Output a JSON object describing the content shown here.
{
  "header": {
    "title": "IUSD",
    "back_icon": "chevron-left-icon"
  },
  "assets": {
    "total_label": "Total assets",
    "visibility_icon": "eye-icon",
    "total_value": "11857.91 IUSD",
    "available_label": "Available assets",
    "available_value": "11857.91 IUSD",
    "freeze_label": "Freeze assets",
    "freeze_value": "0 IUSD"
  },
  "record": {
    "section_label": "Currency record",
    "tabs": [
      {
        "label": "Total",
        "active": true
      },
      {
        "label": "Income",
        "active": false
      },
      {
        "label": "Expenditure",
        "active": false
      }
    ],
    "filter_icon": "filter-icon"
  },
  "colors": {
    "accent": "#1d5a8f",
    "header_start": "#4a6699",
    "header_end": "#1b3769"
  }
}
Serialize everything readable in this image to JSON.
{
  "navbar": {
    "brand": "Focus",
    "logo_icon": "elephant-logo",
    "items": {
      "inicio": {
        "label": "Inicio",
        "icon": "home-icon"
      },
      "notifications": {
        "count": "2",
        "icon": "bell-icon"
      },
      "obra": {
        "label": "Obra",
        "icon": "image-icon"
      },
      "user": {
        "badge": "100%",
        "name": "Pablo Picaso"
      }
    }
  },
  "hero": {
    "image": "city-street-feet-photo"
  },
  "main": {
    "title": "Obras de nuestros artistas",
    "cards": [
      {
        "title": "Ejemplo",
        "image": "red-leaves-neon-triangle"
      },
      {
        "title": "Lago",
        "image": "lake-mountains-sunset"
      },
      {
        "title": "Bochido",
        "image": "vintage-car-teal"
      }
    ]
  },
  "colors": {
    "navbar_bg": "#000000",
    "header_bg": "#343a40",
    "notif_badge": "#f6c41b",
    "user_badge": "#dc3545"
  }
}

- - -

### What is being asked:
Filter for "title". Return all lines that hold it.

### Answer to this exercise:
    "title": "IUSD",
    "title": "Obras de nuestros artistas",
        "title": "Ejemplo",
        "title": "Lago",
        "title": "Bochido",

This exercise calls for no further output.